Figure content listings
# # #
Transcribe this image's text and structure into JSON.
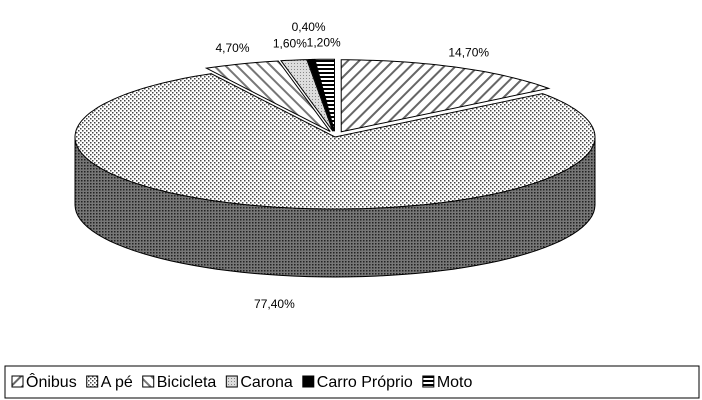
{
  "chart_data": {
    "type": "pie3d",
    "categories": [
      "Ônibus",
      "A pé",
      "Bicicleta",
      "Carona",
      "Carro Próprio",
      "Moto"
    ],
    "values": [
      14.7,
      77.4,
      4.7,
      1.6,
      0.4,
      1.2
    ],
    "value_labels": [
      "14,70%",
      "77,40%",
      "4,70%",
      "1,60%",
      "0,40%",
      "1,20%"
    ],
    "legend": "bottom"
  }
}
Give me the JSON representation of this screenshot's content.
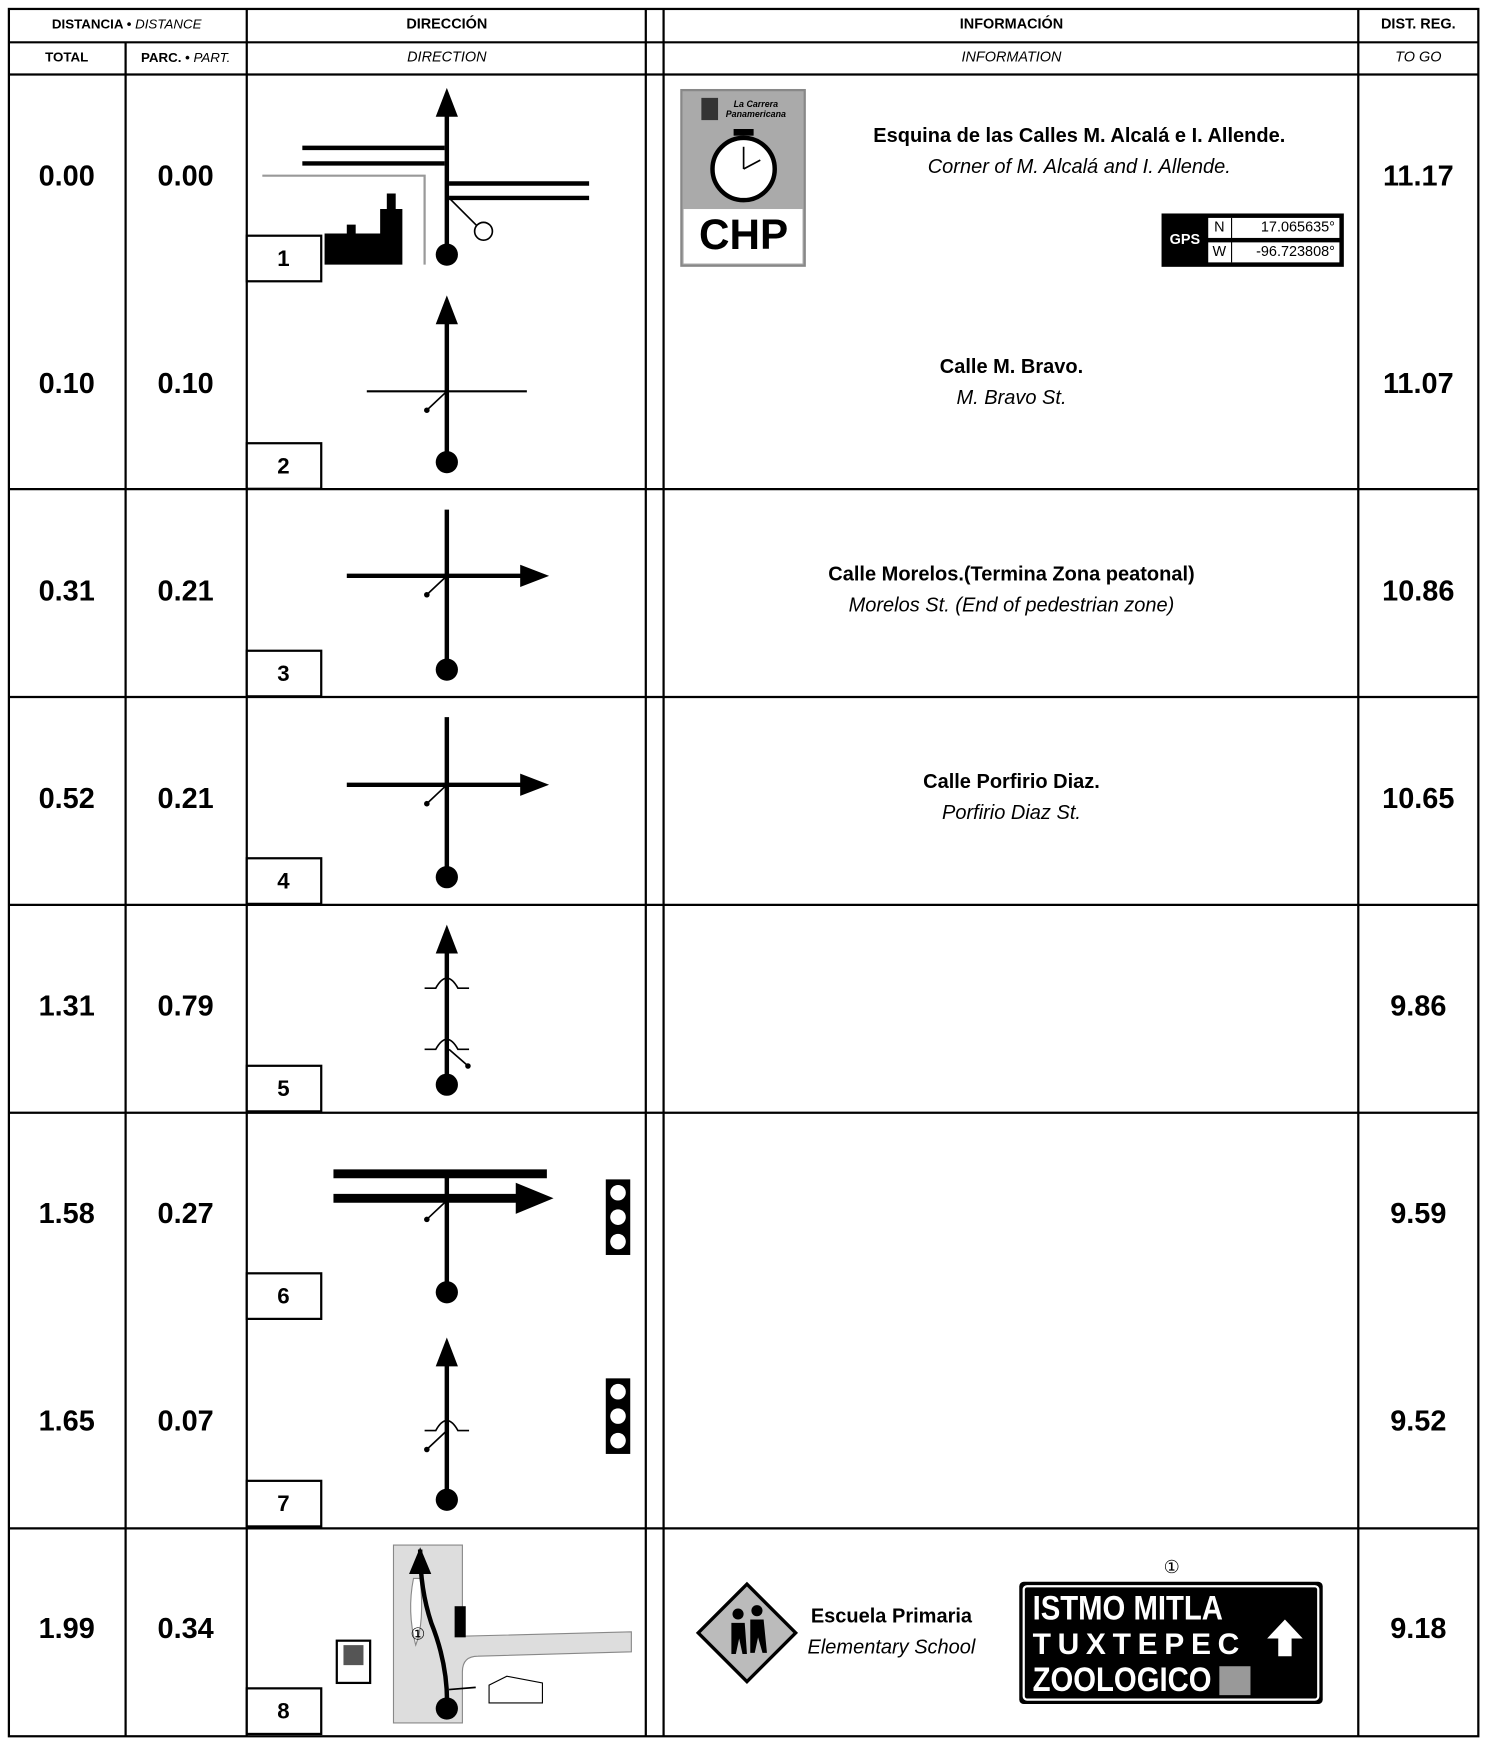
{
  "header": {
    "distance": "DISTANCIA •",
    "distance_en": "DISTANCE",
    "total": "TOTAL",
    "partial": "PARC. •",
    "partial_en": "PART.",
    "direction": "DIRECCIÓN",
    "direction_en": "DIRECTION",
    "information": "INFORMACIÓN",
    "information_en": "INFORMATION",
    "to_go": "DIST. REG.",
    "to_go_en": "TO GO"
  },
  "rows": [
    {
      "number": "1",
      "total": "0.00",
      "partial": "0.00",
      "to_go": "11.17",
      "title": "Esquina de las Calles M. Alcalá e I. Allende.",
      "subtitle": "Corner of M. Alcalá and I. Allende."
    },
    {
      "number": "2",
      "total": "0.10",
      "partial": "0.10",
      "to_go": "11.07",
      "title": "Calle M. Bravo.",
      "subtitle": "M. Bravo St."
    },
    {
      "number": "3",
      "total": "0.31",
      "partial": "0.21",
      "to_go": "10.86",
      "title": "Calle Morelos.(Termina Zona peatonal)",
      "subtitle": "Morelos St. (End of pedestrian zone)"
    },
    {
      "number": "4",
      "total": "0.52",
      "partial": "0.21",
      "to_go": "10.65",
      "title": "Calle Porfirio Diaz.",
      "subtitle": "Porfirio Diaz St."
    },
    {
      "number": "5",
      "total": "1.31",
      "partial": "0.79",
      "to_go": "9.86"
    },
    {
      "number": "6",
      "total": "1.58",
      "partial": "0.27",
      "to_go": "9.59"
    },
    {
      "number": "7",
      "total": "1.65",
      "partial": "0.07",
      "to_go": "9.52"
    },
    {
      "number": "8",
      "total": "1.99",
      "partial": "0.34",
      "to_go": "9.18"
    }
  ],
  "logo": {
    "line1": "La Carrera",
    "line2": "Panamericana",
    "code": "CHP"
  },
  "gps": {
    "label": "GPS",
    "n_label": "N",
    "n": "17.065635°",
    "w_label": "W",
    "w": "-96.723808°"
  },
  "school": {
    "title": "Escuela Primaria",
    "subtitle": "Elementary School"
  },
  "sign": {
    "marker": "①",
    "line1": "ISTMO MITLA",
    "line2": "TUXTEPEC",
    "line3": "ZOOLOGICO"
  },
  "map_marker": "①"
}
# # #
#### What is being asked
Using the records above, gather all lines where the string "Morelos" is present.

#### Solution for this problem
      "title": "Calle Morelos.(Termina Zona peatonal)",
      "subtitle": "Morelos St. (End of pedestrian zone)"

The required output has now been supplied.